[Rows from a figure dataset]
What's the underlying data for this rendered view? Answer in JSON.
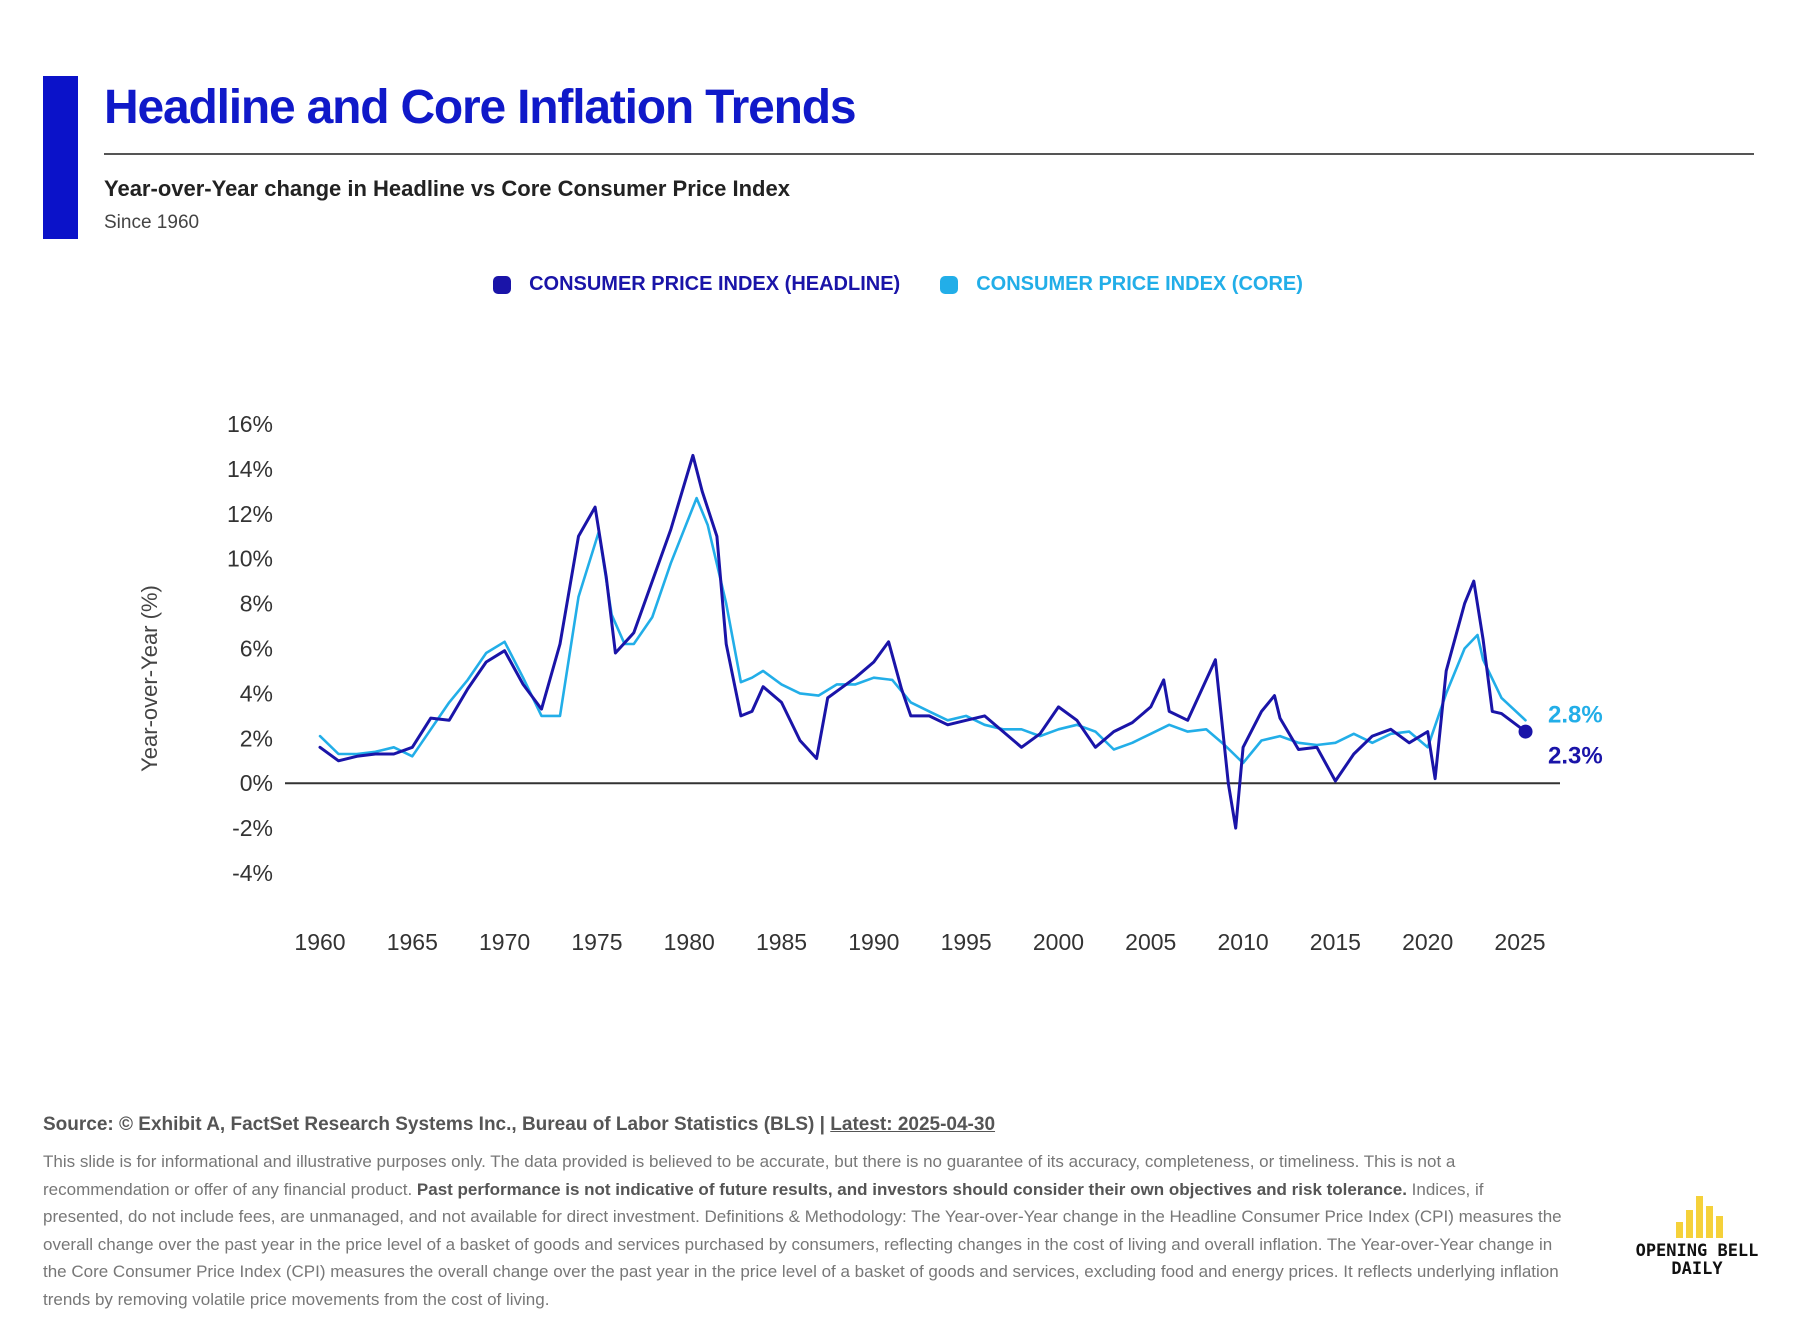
{
  "header": {
    "title": "Headline and Core Inflation Trends",
    "subtitle": "Year-over-Year change in Headline vs Core Consumer Price Index",
    "since": "Since 1960"
  },
  "legend": {
    "headline_label": "CONSUMER PRICE INDEX (HEADLINE)",
    "core_label": "CONSUMER PRICE INDEX (CORE)"
  },
  "colors": {
    "brand_blue": "#1019c9",
    "headline": "#1a14a8",
    "core": "#22aee8",
    "logo_yellow": "#f5d13a"
  },
  "chart_data": {
    "type": "line",
    "ylabel": "Year-over-Year (%)",
    "xlabel": "",
    "ylim": [
      -4,
      16
    ],
    "yticks": [
      -4,
      -2,
      0,
      2,
      4,
      6,
      8,
      10,
      12,
      14,
      16
    ],
    "ytick_labels": [
      "-4%",
      "-2%",
      "0%",
      "2%",
      "4%",
      "6%",
      "8%",
      "10%",
      "12%",
      "14%",
      "16%"
    ],
    "xlim": [
      1960,
      2027.5
    ],
    "xticks": [
      1960,
      1965,
      1970,
      1975,
      1980,
      1985,
      1990,
      1995,
      2000,
      2005,
      2010,
      2015,
      2020,
      2025
    ],
    "grid": false,
    "legend_position": "top-center",
    "series": [
      {
        "name": "CONSUMER PRICE INDEX (HEADLINE)",
        "color": "#1a14a8",
        "last_label": "2.3%",
        "last_value": 2.3,
        "x": [
          1960,
          1961,
          1962,
          1963,
          1964,
          1965,
          1966,
          1967,
          1968,
          1969,
          1970,
          1971,
          1972,
          1973,
          1974,
          1974.9,
          1975.5,
          1976,
          1977,
          1978,
          1979,
          1980.2,
          1980.7,
          1981.5,
          1982,
          1982.8,
          1983.4,
          1984,
          1985,
          1986,
          1986.9,
          1987.5,
          1988,
          1989,
          1990,
          1990.8,
          1991.5,
          1992,
          1993,
          1994,
          1995,
          1996,
          1997,
          1998,
          1999,
          2000,
          2001,
          2002,
          2003,
          2004,
          2005,
          2005.7,
          2006,
          2007,
          2008.5,
          2009.2,
          2009.6,
          2010,
          2011,
          2011.7,
          2012,
          2013,
          2014,
          2015,
          2016,
          2017,
          2018,
          2019,
          2020,
          2020.4,
          2021,
          2022,
          2022.5,
          2023,
          2023.5,
          2024,
          2025.3
        ],
        "y": [
          1.6,
          1.0,
          1.2,
          1.3,
          1.3,
          1.6,
          2.9,
          2.8,
          4.2,
          5.4,
          5.9,
          4.4,
          3.3,
          6.2,
          11.0,
          12.3,
          9.2,
          5.8,
          6.7,
          9.0,
          11.3,
          14.6,
          13.0,
          11.0,
          6.2,
          3.0,
          3.2,
          4.3,
          3.6,
          1.9,
          1.1,
          3.8,
          4.1,
          4.7,
          5.4,
          6.3,
          4.2,
          3.0,
          3.0,
          2.6,
          2.8,
          3.0,
          2.3,
          1.6,
          2.2,
          3.4,
          2.8,
          1.6,
          2.3,
          2.7,
          3.4,
          4.6,
          3.2,
          2.8,
          5.5,
          0.0,
          -2.0,
          1.6,
          3.2,
          3.9,
          2.9,
          1.5,
          1.6,
          0.1,
          1.3,
          2.1,
          2.4,
          1.8,
          2.3,
          0.2,
          5.0,
          8.0,
          9.0,
          6.4,
          3.2,
          3.1,
          2.3
        ]
      },
      {
        "name": "CONSUMER PRICE INDEX (CORE)",
        "color": "#22aee8",
        "last_label": "2.8%",
        "last_value": 2.8,
        "x": [
          1960,
          1961,
          1962,
          1963,
          1964,
          1965,
          1966,
          1967,
          1968,
          1969,
          1970,
          1971,
          1972,
          1973,
          1974,
          1975.1,
          1975.8,
          1976.5,
          1977,
          1978,
          1979,
          1980.4,
          1981,
          1982,
          1982.8,
          1983.4,
          1984,
          1985,
          1986,
          1987,
          1988,
          1989,
          1990,
          1991,
          1992,
          1993,
          1994,
          1995,
          1996,
          1997,
          1998,
          1999,
          2000,
          2001,
          2002,
          2003,
          2004,
          2005,
          2006,
          2007,
          2008,
          2009,
          2010,
          2011,
          2012,
          2013,
          2014,
          2015,
          2016,
          2017,
          2018,
          2019,
          2020,
          2021,
          2022,
          2022.7,
          2023,
          2024,
          2025.3
        ],
        "y": [
          2.1,
          1.3,
          1.3,
          1.4,
          1.6,
          1.2,
          2.4,
          3.6,
          4.6,
          5.8,
          6.3,
          4.7,
          3.0,
          3.0,
          8.3,
          11.2,
          7.5,
          6.2,
          6.2,
          7.4,
          9.8,
          12.7,
          11.5,
          8.0,
          4.5,
          4.7,
          5.0,
          4.4,
          4.0,
          3.9,
          4.4,
          4.4,
          4.7,
          4.6,
          3.6,
          3.2,
          2.8,
          3.0,
          2.6,
          2.4,
          2.4,
          2.1,
          2.4,
          2.6,
          2.3,
          1.5,
          1.8,
          2.2,
          2.6,
          2.3,
          2.4,
          1.7,
          0.9,
          1.9,
          2.1,
          1.8,
          1.7,
          1.8,
          2.2,
          1.8,
          2.2,
          2.3,
          1.6,
          4.0,
          6.0,
          6.6,
          5.5,
          3.8,
          2.8
        ]
      }
    ]
  },
  "footer": {
    "source_prefix": "Source: © Exhibit A, FactSet Research Systems Inc., Bureau of Labor Statistics (BLS) | ",
    "latest": "Latest: 2025-04-30",
    "disclaimer_1": "This slide is for informational and illustrative purposes only. The data provided is believed to be accurate, but there is no guarantee of its accuracy, completeness, or timeliness. This is not a recommendation or offer of any financial product. ",
    "disclaimer_bold": "Past performance is not indicative of future results, and investors should consider their own objectives and risk tolerance.",
    "disclaimer_2": " Indices, if presented, do not include fees, are unmanaged, and not available for direct investment. Definitions & Methodology: The Year-over-Year change in the Headline Consumer Price Index (CPI) measures the overall change over the past year in the price level of a basket of goods and services purchased by consumers, reflecting changes in the cost of living and overall inflation. The Year-over-Year change in the Core Consumer Price Index (CPI) measures the overall change over the past year in the price level of a basket of goods and services, excluding food and energy prices. It reflects underlying inflation trends by removing volatile price movements from the cost of living."
  },
  "logo": {
    "line1": "OPENING BELL",
    "line2": "DAILY",
    "icon": "bar-chart-logo-icon"
  }
}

* **Aim of the task**
Retype every record above exactly as written, but leave out the pictures.

* **Result of the exercise**
What's the underlying data for this rendered view? Answer in JSON.
{
  "header": {
    "title": "Headline and Core Inflation Trends",
    "subtitle": "Year-over-Year change in Headline vs Core Consumer Price Index",
    "since": "Since 1960"
  },
  "legend": {
    "headline_label": "CONSUMER PRICE INDEX (HEADLINE)",
    "core_label": "CONSUMER PRICE INDEX (CORE)"
  },
  "colors": {
    "brand_blue": "#1019c9",
    "headline": "#1a14a8",
    "core": "#22aee8",
    "logo_yellow": "#f5d13a"
  },
  "chart_data": {
    "type": "line",
    "ylabel": "Year-over-Year (%)",
    "xlabel": "",
    "ylim": [
      -4,
      16
    ],
    "yticks": [
      -4,
      -2,
      0,
      2,
      4,
      6,
      8,
      10,
      12,
      14,
      16
    ],
    "ytick_labels": [
      "-4%",
      "-2%",
      "0%",
      "2%",
      "4%",
      "6%",
      "8%",
      "10%",
      "12%",
      "14%",
      "16%"
    ],
    "xlim": [
      1960,
      2027.5
    ],
    "xticks": [
      1960,
      1965,
      1970,
      1975,
      1980,
      1985,
      1990,
      1995,
      2000,
      2005,
      2010,
      2015,
      2020,
      2025
    ],
    "grid": false,
    "legend_position": "top-center",
    "series": [
      {
        "name": "CONSUMER PRICE INDEX (HEADLINE)",
        "color": "#1a14a8",
        "last_label": "2.3%",
        "last_value": 2.3,
        "x": [
          1960,
          1961,
          1962,
          1963,
          1964,
          1965,
          1966,
          1967,
          1968,
          1969,
          1970,
          1971,
          1972,
          1973,
          1974,
          1974.9,
          1975.5,
          1976,
          1977,
          1978,
          1979,
          1980.2,
          1980.7,
          1981.5,
          1982,
          1982.8,
          1983.4,
          1984,
          1985,
          1986,
          1986.9,
          1987.5,
          1988,
          1989,
          1990,
          1990.8,
          1991.5,
          1992,
          1993,
          1994,
          1995,
          1996,
          1997,
          1998,
          1999,
          2000,
          2001,
          2002,
          2003,
          2004,
          2005,
          2005.7,
          2006,
          2007,
          2008.5,
          2009.2,
          2009.6,
          2010,
          2011,
          2011.7,
          2012,
          2013,
          2014,
          2015,
          2016,
          2017,
          2018,
          2019,
          2020,
          2020.4,
          2021,
          2022,
          2022.5,
          2023,
          2023.5,
          2024,
          2025.3
        ],
        "y": [
          1.6,
          1.0,
          1.2,
          1.3,
          1.3,
          1.6,
          2.9,
          2.8,
          4.2,
          5.4,
          5.9,
          4.4,
          3.3,
          6.2,
          11.0,
          12.3,
          9.2,
          5.8,
          6.7,
          9.0,
          11.3,
          14.6,
          13.0,
          11.0,
          6.2,
          3.0,
          3.2,
          4.3,
          3.6,
          1.9,
          1.1,
          3.8,
          4.1,
          4.7,
          5.4,
          6.3,
          4.2,
          3.0,
          3.0,
          2.6,
          2.8,
          3.0,
          2.3,
          1.6,
          2.2,
          3.4,
          2.8,
          1.6,
          2.3,
          2.7,
          3.4,
          4.6,
          3.2,
          2.8,
          5.5,
          0.0,
          -2.0,
          1.6,
          3.2,
          3.9,
          2.9,
          1.5,
          1.6,
          0.1,
          1.3,
          2.1,
          2.4,
          1.8,
          2.3,
          0.2,
          5.0,
          8.0,
          9.0,
          6.4,
          3.2,
          3.1,
          2.3
        ]
      },
      {
        "name": "CONSUMER PRICE INDEX (CORE)",
        "color": "#22aee8",
        "last_label": "2.8%",
        "last_value": 2.8,
        "x": [
          1960,
          1961,
          1962,
          1963,
          1964,
          1965,
          1966,
          1967,
          1968,
          1969,
          1970,
          1971,
          1972,
          1973,
          1974,
          1975.1,
          1975.8,
          1976.5,
          1977,
          1978,
          1979,
          1980.4,
          1981,
          1982,
          1982.8,
          1983.4,
          1984,
          1985,
          1986,
          1987,
          1988,
          1989,
          1990,
          1991,
          1992,
          1993,
          1994,
          1995,
          1996,
          1997,
          1998,
          1999,
          2000,
          2001,
          2002,
          2003,
          2004,
          2005,
          2006,
          2007,
          2008,
          2009,
          2010,
          2011,
          2012,
          2013,
          2014,
          2015,
          2016,
          2017,
          2018,
          2019,
          2020,
          2021,
          2022,
          2022.7,
          2023,
          2024,
          2025.3
        ],
        "y": [
          2.1,
          1.3,
          1.3,
          1.4,
          1.6,
          1.2,
          2.4,
          3.6,
          4.6,
          5.8,
          6.3,
          4.7,
          3.0,
          3.0,
          8.3,
          11.2,
          7.5,
          6.2,
          6.2,
          7.4,
          9.8,
          12.7,
          11.5,
          8.0,
          4.5,
          4.7,
          5.0,
          4.4,
          4.0,
          3.9,
          4.4,
          4.4,
          4.7,
          4.6,
          3.6,
          3.2,
          2.8,
          3.0,
          2.6,
          2.4,
          2.4,
          2.1,
          2.4,
          2.6,
          2.3,
          1.5,
          1.8,
          2.2,
          2.6,
          2.3,
          2.4,
          1.7,
          0.9,
          1.9,
          2.1,
          1.8,
          1.7,
          1.8,
          2.2,
          1.8,
          2.2,
          2.3,
          1.6,
          4.0,
          6.0,
          6.6,
          5.5,
          3.8,
          2.8
        ]
      }
    ]
  },
  "footer": {
    "source_prefix": "Source: © Exhibit A, FactSet Research Systems Inc., Bureau of Labor Statistics (BLS) | ",
    "latest": "Latest: 2025-04-30",
    "disclaimer_1": "This slide is for informational and illustrative purposes only. The data provided is believed to be accurate, but there is no guarantee of its accuracy, completeness, or timeliness. This is not a recommendation or offer of any financial product. ",
    "disclaimer_bold": "Past performance is not indicative of future results, and investors should consider their own objectives and risk tolerance.",
    "disclaimer_2": " Indices, if presented, do not include fees, are unmanaged, and not available for direct investment. Definitions & Methodology: The Year-over-Year change in the Headline Consumer Price Index (CPI) measures the overall change over the past year in the price level of a basket of goods and services purchased by consumers, reflecting changes in the cost of living and overall inflation. The Year-over-Year change in the Core Consumer Price Index (CPI) measures the overall change over the past year in the price level of a basket of goods and services, excluding food and energy prices. It reflects underlying inflation trends by removing volatile price movements from the cost of living."
  },
  "logo": {
    "line1": "OPENING BELL",
    "line2": "DAILY",
    "icon": "bar-chart-logo-icon"
  }
}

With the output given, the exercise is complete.